#### Instruções:
a – Segundo o texto sobre a intervenção na OAB do Pará, quem é o presidente nacional da OAB?
b – Escreva a continuação do texto sobre a intervenção na OAB do Pará, começando logo após a última frase.

#### Texto fornecido:

Vasconcelos vai à luta: presidente deposto do Pará rompe com presidente nacional da OAB, diz que intervenção foi motivada por fisiologismo e passa pente-fino nas gestões anteriores. Só franquia de celular chegaria a R$ 10 mil por mês.
Nunca antes neste País se viu algo assim.
Primeiro, foi a intervenção na Seccional paraense da Ordem dos Advogados do Brasil, medida inédita na história da entidade.
Agora, é o presidente nacional da OAB, Ophir Cavalcante Junior, que está, a bem dizer, "debaixo de bala".
Em coletiva, ontem, à imprensa – e numa entrevista exclusiva à Perereca – o presidente deposto da OAB paraense, Jarbas Vasconcelos, abriu o verbo: classificou de “fisiológica” a intervenção decretada no último domingo, dada a dependência das seccionais estaduais da instituição, em relação ao Conselho Federal.
Deixou entrever a possibilidade de uma armação – inclusive com cerceamento de defesa – para afastá-lo do cargo. Tudo orquestrado por Ophir Cavalcante, que teria decidido recorrer ao “tapetão” para apear Vasconcelos do cargo.
O presidente deposto – que, aliás, rompeu publicamente com Ophir durante a coletiva - também ameaça abrir aquilo que parece ser a “caixa de Pandora” da OAB paraense: pra já, vai denunciar Ophir Cavalcante ao Conselho Federal da OAB, pela “destruição” da sede da entidade, no município de Altamira.

#### Dados:
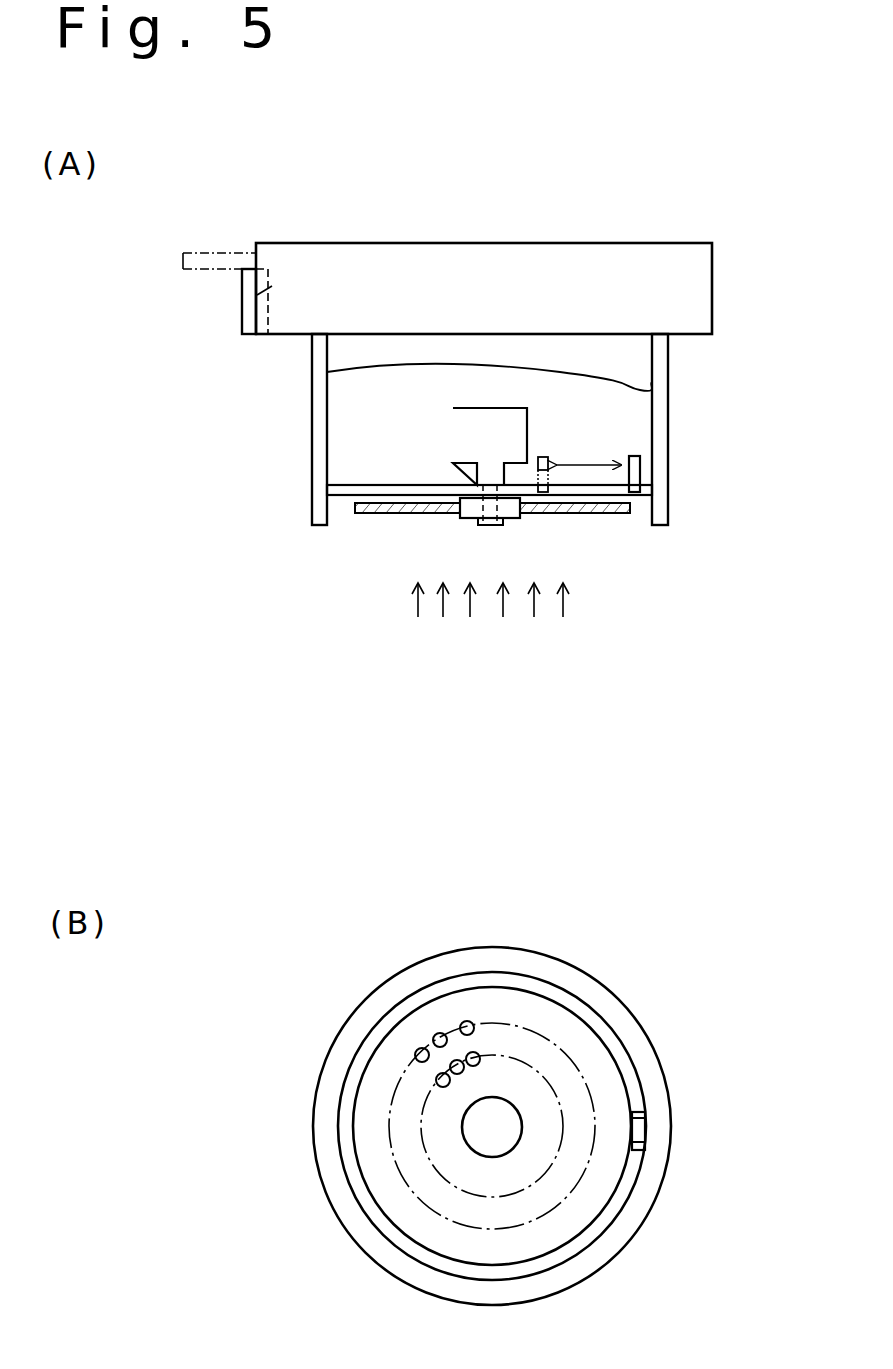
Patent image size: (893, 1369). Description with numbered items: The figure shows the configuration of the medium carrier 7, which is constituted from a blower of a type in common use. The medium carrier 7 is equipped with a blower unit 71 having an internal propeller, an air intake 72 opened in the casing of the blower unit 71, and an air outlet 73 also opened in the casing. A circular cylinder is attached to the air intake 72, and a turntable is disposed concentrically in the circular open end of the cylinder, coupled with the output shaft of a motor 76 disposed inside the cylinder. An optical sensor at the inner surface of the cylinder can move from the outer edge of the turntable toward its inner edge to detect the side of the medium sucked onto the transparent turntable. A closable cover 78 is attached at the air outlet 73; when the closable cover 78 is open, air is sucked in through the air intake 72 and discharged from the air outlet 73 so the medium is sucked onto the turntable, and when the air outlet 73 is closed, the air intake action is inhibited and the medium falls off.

The medium carrier 7 is at (740, 236).
The blower unit 71 is at (687, 303).
The air intake 72 is at (652, 388).
The air outlet 73 is at (276, 276).
The motor 76 is at (453, 437).
The closable cover 78 is at (242, 305).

#### Respostas:
a – Ophir Cavalcante Junior.

b –
E de um pente-fino que está sendo realizado em gestões anteriores, já tornou pública pelo menos uma informação complicadíssima: a de que havia dirigente torrando o dinheiro da instituição com franquia de telefone celular de até R$ 10 mil por mês, entre otras cositas mais.
As possíveis irregularidades no uso dos recursos financeiros da OAB paraense – que Vasconcelos, aliás, mencionou em carta distribuída à imprensa anteontem - incluiriam o uso do cartão corporativo também para o pagamento de viagens e refeições.
E mais: segundo ele, alguns dos principais personagens da venda frustrada de um terreno da OAB em Altamira – o processo em que teriam sido detectadas as irregularidades que motivaram a intervenção – são, na verdade, ligados ao presidente nacional da entidade.
Esse seria o caso do presidente da Subseção da OAB em Altamira, Otacílio Lino Junior – que avaliou o imóvel em R$ 350 mil e depois afirmou à imprensa que ele valeria R$ 1 milhão.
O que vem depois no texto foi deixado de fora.